___ Record list ___

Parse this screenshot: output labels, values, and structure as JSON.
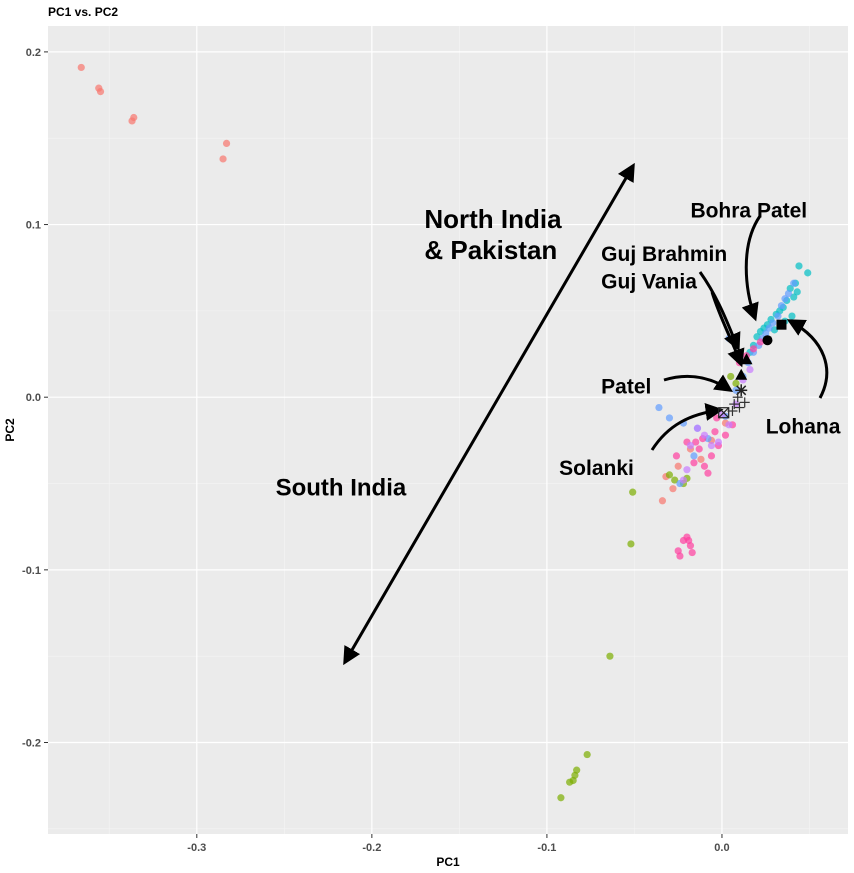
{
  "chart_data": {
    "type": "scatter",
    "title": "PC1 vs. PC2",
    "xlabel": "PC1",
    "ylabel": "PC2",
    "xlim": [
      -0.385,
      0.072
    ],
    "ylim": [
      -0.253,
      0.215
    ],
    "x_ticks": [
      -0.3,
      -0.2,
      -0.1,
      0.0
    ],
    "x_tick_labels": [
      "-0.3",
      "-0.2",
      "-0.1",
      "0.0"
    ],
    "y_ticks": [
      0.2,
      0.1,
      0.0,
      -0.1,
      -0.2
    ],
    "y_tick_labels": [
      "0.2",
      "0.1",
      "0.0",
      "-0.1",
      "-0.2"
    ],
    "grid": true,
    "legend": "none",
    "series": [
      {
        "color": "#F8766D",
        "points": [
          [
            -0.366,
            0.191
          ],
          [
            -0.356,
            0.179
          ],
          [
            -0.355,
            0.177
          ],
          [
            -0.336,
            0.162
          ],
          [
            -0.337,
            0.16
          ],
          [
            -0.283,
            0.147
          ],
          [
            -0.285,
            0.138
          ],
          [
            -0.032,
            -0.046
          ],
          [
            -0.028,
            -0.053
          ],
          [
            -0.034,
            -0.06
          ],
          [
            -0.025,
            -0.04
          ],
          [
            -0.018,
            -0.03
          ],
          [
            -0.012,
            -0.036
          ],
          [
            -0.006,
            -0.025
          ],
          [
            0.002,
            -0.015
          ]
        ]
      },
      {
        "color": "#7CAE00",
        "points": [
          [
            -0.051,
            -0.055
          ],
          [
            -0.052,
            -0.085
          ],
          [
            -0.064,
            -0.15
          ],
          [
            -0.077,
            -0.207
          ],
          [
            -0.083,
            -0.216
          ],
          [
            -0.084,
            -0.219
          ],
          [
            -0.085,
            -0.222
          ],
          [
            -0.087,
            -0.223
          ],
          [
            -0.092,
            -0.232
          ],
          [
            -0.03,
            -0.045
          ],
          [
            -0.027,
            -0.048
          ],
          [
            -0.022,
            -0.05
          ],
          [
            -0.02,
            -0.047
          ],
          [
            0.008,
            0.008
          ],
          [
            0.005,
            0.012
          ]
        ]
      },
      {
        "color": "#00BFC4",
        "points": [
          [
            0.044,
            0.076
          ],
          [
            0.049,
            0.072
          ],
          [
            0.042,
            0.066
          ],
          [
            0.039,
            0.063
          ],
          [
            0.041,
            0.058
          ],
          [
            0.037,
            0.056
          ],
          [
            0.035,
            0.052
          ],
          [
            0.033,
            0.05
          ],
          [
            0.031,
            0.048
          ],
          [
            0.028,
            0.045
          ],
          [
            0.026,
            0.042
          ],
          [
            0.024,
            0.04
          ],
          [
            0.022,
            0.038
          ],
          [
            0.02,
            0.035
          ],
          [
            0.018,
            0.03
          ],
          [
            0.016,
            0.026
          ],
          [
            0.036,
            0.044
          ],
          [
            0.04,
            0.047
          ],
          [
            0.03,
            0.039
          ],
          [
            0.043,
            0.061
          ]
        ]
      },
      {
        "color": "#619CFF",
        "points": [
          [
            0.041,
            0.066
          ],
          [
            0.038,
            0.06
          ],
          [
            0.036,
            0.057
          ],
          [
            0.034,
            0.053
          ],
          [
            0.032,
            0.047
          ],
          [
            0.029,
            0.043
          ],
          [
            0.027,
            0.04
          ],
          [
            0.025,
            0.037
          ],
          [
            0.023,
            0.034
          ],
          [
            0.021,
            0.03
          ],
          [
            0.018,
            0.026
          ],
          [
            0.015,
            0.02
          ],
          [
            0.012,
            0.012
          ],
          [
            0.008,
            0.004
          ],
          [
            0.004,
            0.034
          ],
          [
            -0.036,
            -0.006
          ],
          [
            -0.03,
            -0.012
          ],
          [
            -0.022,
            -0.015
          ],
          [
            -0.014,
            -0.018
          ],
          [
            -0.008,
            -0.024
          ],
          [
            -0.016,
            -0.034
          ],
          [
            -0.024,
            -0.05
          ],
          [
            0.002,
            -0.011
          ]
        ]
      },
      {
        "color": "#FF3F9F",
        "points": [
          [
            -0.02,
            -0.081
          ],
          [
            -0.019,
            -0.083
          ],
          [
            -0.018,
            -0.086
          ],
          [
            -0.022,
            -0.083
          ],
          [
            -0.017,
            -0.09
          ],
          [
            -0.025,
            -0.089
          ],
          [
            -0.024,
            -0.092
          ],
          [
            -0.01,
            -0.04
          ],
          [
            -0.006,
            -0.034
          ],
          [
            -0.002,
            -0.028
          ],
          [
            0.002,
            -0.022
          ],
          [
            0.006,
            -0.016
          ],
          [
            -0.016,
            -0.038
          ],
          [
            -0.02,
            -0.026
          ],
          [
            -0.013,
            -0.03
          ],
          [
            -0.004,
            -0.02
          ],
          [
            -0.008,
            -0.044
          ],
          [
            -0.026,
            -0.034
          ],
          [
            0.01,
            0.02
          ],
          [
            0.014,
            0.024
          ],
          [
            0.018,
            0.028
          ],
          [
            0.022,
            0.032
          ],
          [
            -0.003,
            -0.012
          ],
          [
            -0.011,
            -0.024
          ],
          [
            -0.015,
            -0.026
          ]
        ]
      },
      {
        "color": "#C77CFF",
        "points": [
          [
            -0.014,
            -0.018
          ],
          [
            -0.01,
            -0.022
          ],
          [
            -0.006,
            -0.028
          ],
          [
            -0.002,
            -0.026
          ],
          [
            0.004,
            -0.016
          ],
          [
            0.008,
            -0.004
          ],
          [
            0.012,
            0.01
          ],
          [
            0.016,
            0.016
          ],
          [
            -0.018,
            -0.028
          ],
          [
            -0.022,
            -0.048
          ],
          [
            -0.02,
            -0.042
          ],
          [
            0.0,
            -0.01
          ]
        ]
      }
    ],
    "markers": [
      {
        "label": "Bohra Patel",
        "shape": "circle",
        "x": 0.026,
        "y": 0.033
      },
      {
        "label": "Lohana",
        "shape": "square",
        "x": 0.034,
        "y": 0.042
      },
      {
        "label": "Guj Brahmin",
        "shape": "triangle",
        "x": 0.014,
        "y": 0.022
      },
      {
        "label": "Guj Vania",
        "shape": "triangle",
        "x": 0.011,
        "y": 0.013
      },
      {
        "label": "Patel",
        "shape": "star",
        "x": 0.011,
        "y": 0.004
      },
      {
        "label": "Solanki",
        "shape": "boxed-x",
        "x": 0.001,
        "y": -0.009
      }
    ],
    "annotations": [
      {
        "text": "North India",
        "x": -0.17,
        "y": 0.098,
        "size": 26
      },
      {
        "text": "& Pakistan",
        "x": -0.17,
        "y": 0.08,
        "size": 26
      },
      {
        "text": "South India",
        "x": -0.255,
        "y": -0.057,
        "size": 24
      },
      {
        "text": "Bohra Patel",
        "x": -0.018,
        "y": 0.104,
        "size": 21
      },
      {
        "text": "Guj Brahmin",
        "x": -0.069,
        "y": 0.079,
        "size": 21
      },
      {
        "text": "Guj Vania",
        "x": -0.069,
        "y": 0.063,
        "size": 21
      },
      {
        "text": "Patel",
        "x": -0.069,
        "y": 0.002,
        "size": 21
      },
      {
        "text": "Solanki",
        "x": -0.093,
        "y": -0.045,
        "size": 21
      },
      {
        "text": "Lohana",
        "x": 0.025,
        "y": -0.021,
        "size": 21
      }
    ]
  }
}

___

▶ [Work instructions] Reproduce the entries above without change, omitting all pictures.

▶ [Result]
Parse this screenshot: output labels, values, and structure as JSON.
{
  "chart_data": {
    "type": "scatter",
    "title": "PC1 vs. PC2",
    "xlabel": "PC1",
    "ylabel": "PC2",
    "xlim": [
      -0.385,
      0.072
    ],
    "ylim": [
      -0.253,
      0.215
    ],
    "x_ticks": [
      -0.3,
      -0.2,
      -0.1,
      0.0
    ],
    "x_tick_labels": [
      "-0.3",
      "-0.2",
      "-0.1",
      "0.0"
    ],
    "y_ticks": [
      0.2,
      0.1,
      0.0,
      -0.1,
      -0.2
    ],
    "y_tick_labels": [
      "0.2",
      "0.1",
      "0.0",
      "-0.1",
      "-0.2"
    ],
    "grid": true,
    "legend": "none",
    "series": [
      {
        "color": "#F8766D",
        "points": [
          [
            -0.366,
            0.191
          ],
          [
            -0.356,
            0.179
          ],
          [
            -0.355,
            0.177
          ],
          [
            -0.336,
            0.162
          ],
          [
            -0.337,
            0.16
          ],
          [
            -0.283,
            0.147
          ],
          [
            -0.285,
            0.138
          ],
          [
            -0.032,
            -0.046
          ],
          [
            -0.028,
            -0.053
          ],
          [
            -0.034,
            -0.06
          ],
          [
            -0.025,
            -0.04
          ],
          [
            -0.018,
            -0.03
          ],
          [
            -0.012,
            -0.036
          ],
          [
            -0.006,
            -0.025
          ],
          [
            0.002,
            -0.015
          ]
        ]
      },
      {
        "color": "#7CAE00",
        "points": [
          [
            -0.051,
            -0.055
          ],
          [
            -0.052,
            -0.085
          ],
          [
            -0.064,
            -0.15
          ],
          [
            -0.077,
            -0.207
          ],
          [
            -0.083,
            -0.216
          ],
          [
            -0.084,
            -0.219
          ],
          [
            -0.085,
            -0.222
          ],
          [
            -0.087,
            -0.223
          ],
          [
            -0.092,
            -0.232
          ],
          [
            -0.03,
            -0.045
          ],
          [
            -0.027,
            -0.048
          ],
          [
            -0.022,
            -0.05
          ],
          [
            -0.02,
            -0.047
          ],
          [
            0.008,
            0.008
          ],
          [
            0.005,
            0.012
          ]
        ]
      },
      {
        "color": "#00BFC4",
        "points": [
          [
            0.044,
            0.076
          ],
          [
            0.049,
            0.072
          ],
          [
            0.042,
            0.066
          ],
          [
            0.039,
            0.063
          ],
          [
            0.041,
            0.058
          ],
          [
            0.037,
            0.056
          ],
          [
            0.035,
            0.052
          ],
          [
            0.033,
            0.05
          ],
          [
            0.031,
            0.048
          ],
          [
            0.028,
            0.045
          ],
          [
            0.026,
            0.042
          ],
          [
            0.024,
            0.04
          ],
          [
            0.022,
            0.038
          ],
          [
            0.02,
            0.035
          ],
          [
            0.018,
            0.03
          ],
          [
            0.016,
            0.026
          ],
          [
            0.036,
            0.044
          ],
          [
            0.04,
            0.047
          ],
          [
            0.03,
            0.039
          ],
          [
            0.043,
            0.061
          ]
        ]
      },
      {
        "color": "#619CFF",
        "points": [
          [
            0.041,
            0.066
          ],
          [
            0.038,
            0.06
          ],
          [
            0.036,
            0.057
          ],
          [
            0.034,
            0.053
          ],
          [
            0.032,
            0.047
          ],
          [
            0.029,
            0.043
          ],
          [
            0.027,
            0.04
          ],
          [
            0.025,
            0.037
          ],
          [
            0.023,
            0.034
          ],
          [
            0.021,
            0.03
          ],
          [
            0.018,
            0.026
          ],
          [
            0.015,
            0.02
          ],
          [
            0.012,
            0.012
          ],
          [
            0.008,
            0.004
          ],
          [
            0.004,
            0.034
          ],
          [
            -0.036,
            -0.006
          ],
          [
            -0.03,
            -0.012
          ],
          [
            -0.022,
            -0.015
          ],
          [
            -0.014,
            -0.018
          ],
          [
            -0.008,
            -0.024
          ],
          [
            -0.016,
            -0.034
          ],
          [
            -0.024,
            -0.05
          ],
          [
            0.002,
            -0.011
          ]
        ]
      },
      {
        "color": "#FF3F9F",
        "points": [
          [
            -0.02,
            -0.081
          ],
          [
            -0.019,
            -0.083
          ],
          [
            -0.018,
            -0.086
          ],
          [
            -0.022,
            -0.083
          ],
          [
            -0.017,
            -0.09
          ],
          [
            -0.025,
            -0.089
          ],
          [
            -0.024,
            -0.092
          ],
          [
            -0.01,
            -0.04
          ],
          [
            -0.006,
            -0.034
          ],
          [
            -0.002,
            -0.028
          ],
          [
            0.002,
            -0.022
          ],
          [
            0.006,
            -0.016
          ],
          [
            -0.016,
            -0.038
          ],
          [
            -0.02,
            -0.026
          ],
          [
            -0.013,
            -0.03
          ],
          [
            -0.004,
            -0.02
          ],
          [
            -0.008,
            -0.044
          ],
          [
            -0.026,
            -0.034
          ],
          [
            0.01,
            0.02
          ],
          [
            0.014,
            0.024
          ],
          [
            0.018,
            0.028
          ],
          [
            0.022,
            0.032
          ],
          [
            -0.003,
            -0.012
          ],
          [
            -0.011,
            -0.024
          ],
          [
            -0.015,
            -0.026
          ]
        ]
      },
      {
        "color": "#C77CFF",
        "points": [
          [
            -0.014,
            -0.018
          ],
          [
            -0.01,
            -0.022
          ],
          [
            -0.006,
            -0.028
          ],
          [
            -0.002,
            -0.026
          ],
          [
            0.004,
            -0.016
          ],
          [
            0.008,
            -0.004
          ],
          [
            0.012,
            0.01
          ],
          [
            0.016,
            0.016
          ],
          [
            -0.018,
            -0.028
          ],
          [
            -0.022,
            -0.048
          ],
          [
            -0.02,
            -0.042
          ],
          [
            0.0,
            -0.01
          ]
        ]
      }
    ],
    "markers": [
      {
        "label": "Bohra Patel",
        "shape": "circle",
        "x": 0.026,
        "y": 0.033
      },
      {
        "label": "Lohana",
        "shape": "square",
        "x": 0.034,
        "y": 0.042
      },
      {
        "label": "Guj Brahmin",
        "shape": "triangle",
        "x": 0.014,
        "y": 0.022
      },
      {
        "label": "Guj Vania",
        "shape": "triangle",
        "x": 0.011,
        "y": 0.013
      },
      {
        "label": "Patel",
        "shape": "star",
        "x": 0.011,
        "y": 0.004
      },
      {
        "label": "Solanki",
        "shape": "boxed-x",
        "x": 0.001,
        "y": -0.009
      }
    ],
    "annotations": [
      {
        "text": "North India",
        "x": -0.17,
        "y": 0.098,
        "size": 26
      },
      {
        "text": "& Pakistan",
        "x": -0.17,
        "y": 0.08,
        "size": 26
      },
      {
        "text": "South India",
        "x": -0.255,
        "y": -0.057,
        "size": 24
      },
      {
        "text": "Bohra Patel",
        "x": -0.018,
        "y": 0.104,
        "size": 21
      },
      {
        "text": "Guj Brahmin",
        "x": -0.069,
        "y": 0.079,
        "size": 21
      },
      {
        "text": "Guj Vania",
        "x": -0.069,
        "y": 0.063,
        "size": 21
      },
      {
        "text": "Patel",
        "x": -0.069,
        "y": 0.002,
        "size": 21
      },
      {
        "text": "Solanki",
        "x": -0.093,
        "y": -0.045,
        "size": 21
      },
      {
        "text": "Lohana",
        "x": 0.025,
        "y": -0.021,
        "size": 21
      }
    ]
  }
}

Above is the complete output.